Entries from a dataset
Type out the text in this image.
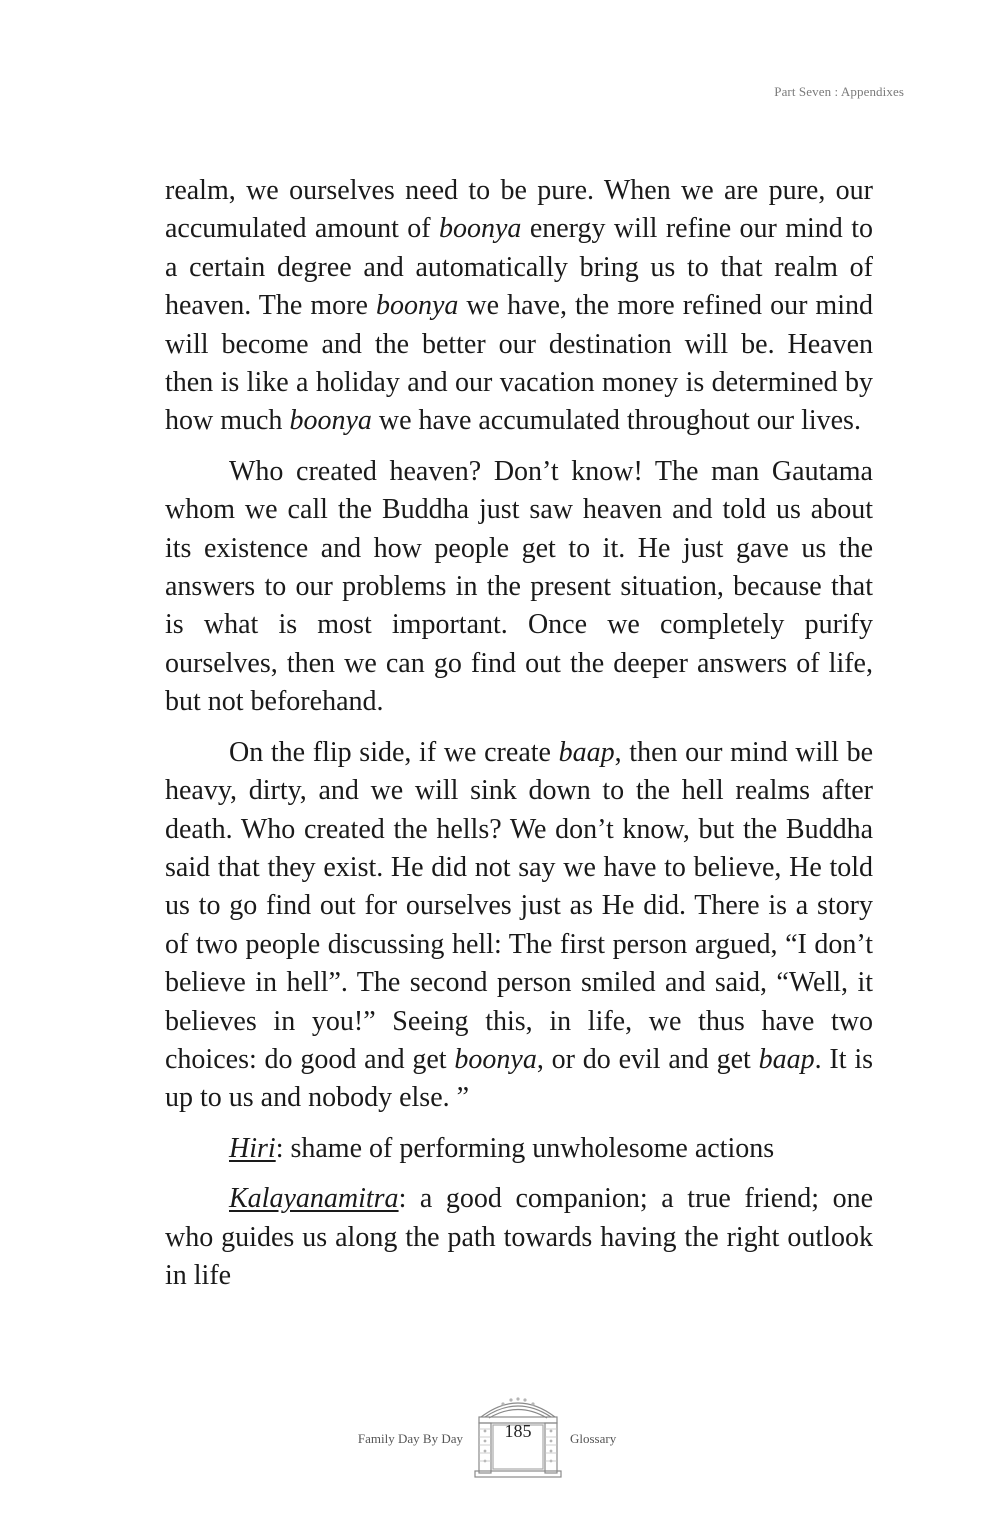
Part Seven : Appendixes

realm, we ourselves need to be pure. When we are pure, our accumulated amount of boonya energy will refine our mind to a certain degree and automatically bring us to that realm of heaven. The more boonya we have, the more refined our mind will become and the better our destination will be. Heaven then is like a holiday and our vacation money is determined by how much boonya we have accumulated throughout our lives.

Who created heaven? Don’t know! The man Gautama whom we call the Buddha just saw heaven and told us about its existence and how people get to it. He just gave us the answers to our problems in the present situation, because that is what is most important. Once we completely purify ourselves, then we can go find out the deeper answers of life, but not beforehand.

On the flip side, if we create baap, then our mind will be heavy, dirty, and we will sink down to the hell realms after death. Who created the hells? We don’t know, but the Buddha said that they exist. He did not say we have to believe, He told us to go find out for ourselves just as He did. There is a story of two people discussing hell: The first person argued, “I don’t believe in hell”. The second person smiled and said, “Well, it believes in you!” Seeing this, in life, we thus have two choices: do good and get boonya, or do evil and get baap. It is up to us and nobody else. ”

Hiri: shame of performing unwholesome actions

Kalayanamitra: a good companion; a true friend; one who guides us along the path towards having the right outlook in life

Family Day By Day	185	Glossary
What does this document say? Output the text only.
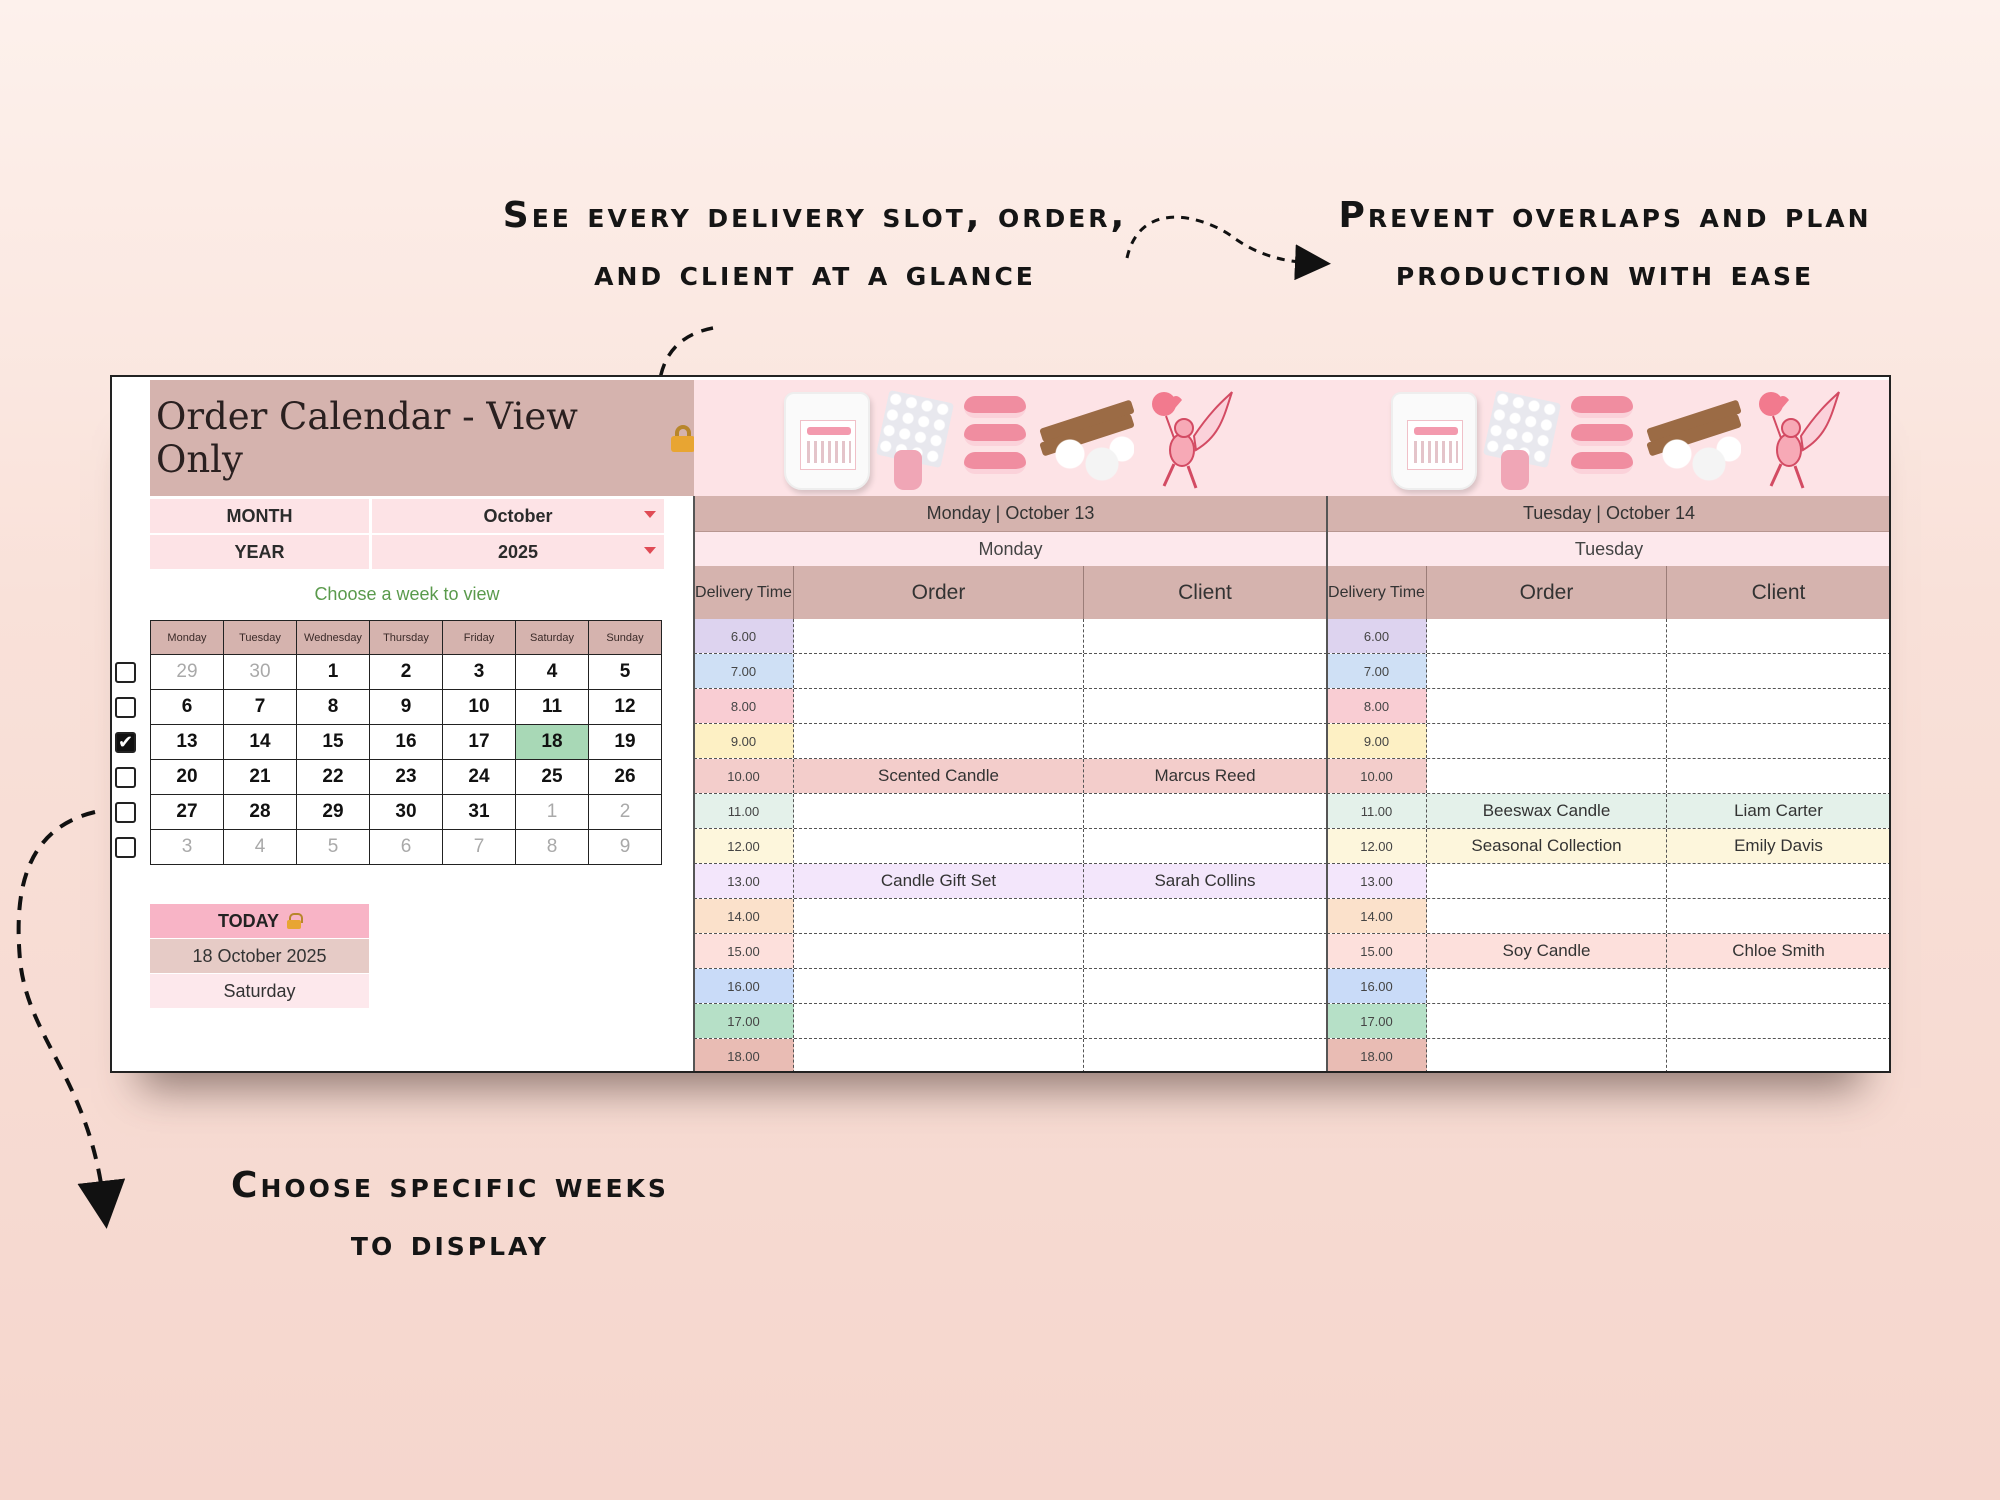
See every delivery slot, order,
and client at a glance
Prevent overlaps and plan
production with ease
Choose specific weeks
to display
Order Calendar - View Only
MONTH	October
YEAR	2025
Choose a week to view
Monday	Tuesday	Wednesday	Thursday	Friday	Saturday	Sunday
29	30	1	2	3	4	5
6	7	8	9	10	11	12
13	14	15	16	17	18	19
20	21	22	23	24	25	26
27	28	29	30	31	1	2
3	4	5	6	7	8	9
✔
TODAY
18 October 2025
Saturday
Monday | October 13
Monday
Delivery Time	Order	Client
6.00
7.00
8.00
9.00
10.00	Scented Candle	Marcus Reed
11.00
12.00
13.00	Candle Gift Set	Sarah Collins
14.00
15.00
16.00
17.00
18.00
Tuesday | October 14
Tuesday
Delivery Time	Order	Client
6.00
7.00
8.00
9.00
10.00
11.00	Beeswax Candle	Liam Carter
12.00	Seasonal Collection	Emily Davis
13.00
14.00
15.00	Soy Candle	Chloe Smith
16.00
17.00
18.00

## Given problem
Starting at the line that contains "What does this", please write out every line to the end of the entries, inclusive, copied exactly and with pictures omitted.

## Solution
What does this document say? Output the text only.
See every delivery slot, order,
and client at a glance
Prevent overlaps and plan
production with ease
Choose specific weeks
to display
Order Calendar - View Only
MONTH	October
YEAR	2025
Choose a week to view
Monday	Tuesday	Wednesday	Thursday	Friday	Saturday	Sunday
29	30	1	2	3	4	5
6	7	8	9	10	11	12
13	14	15	16	17	18	19
20	21	22	23	24	25	26
27	28	29	30	31	1	2
3	4	5	6	7	8	9
✔
TODAY
18 October 2025
Saturday
Monday | October 13
Monday
Delivery Time	Order	Client
6.00
7.00
8.00
9.00
10.00	Scented Candle	Marcus Reed
11.00
12.00
13.00	Candle Gift Set	Sarah Collins
14.00
15.00
16.00
17.00
18.00
Tuesday | October 14
Tuesday
Delivery Time	Order	Client
6.00
7.00
8.00
9.00
10.00
11.00	Beeswax Candle	Liam Carter
12.00	Seasonal Collection	Emily Davis
13.00
14.00
15.00	Soy Candle	Chloe Smith
16.00
17.00
18.00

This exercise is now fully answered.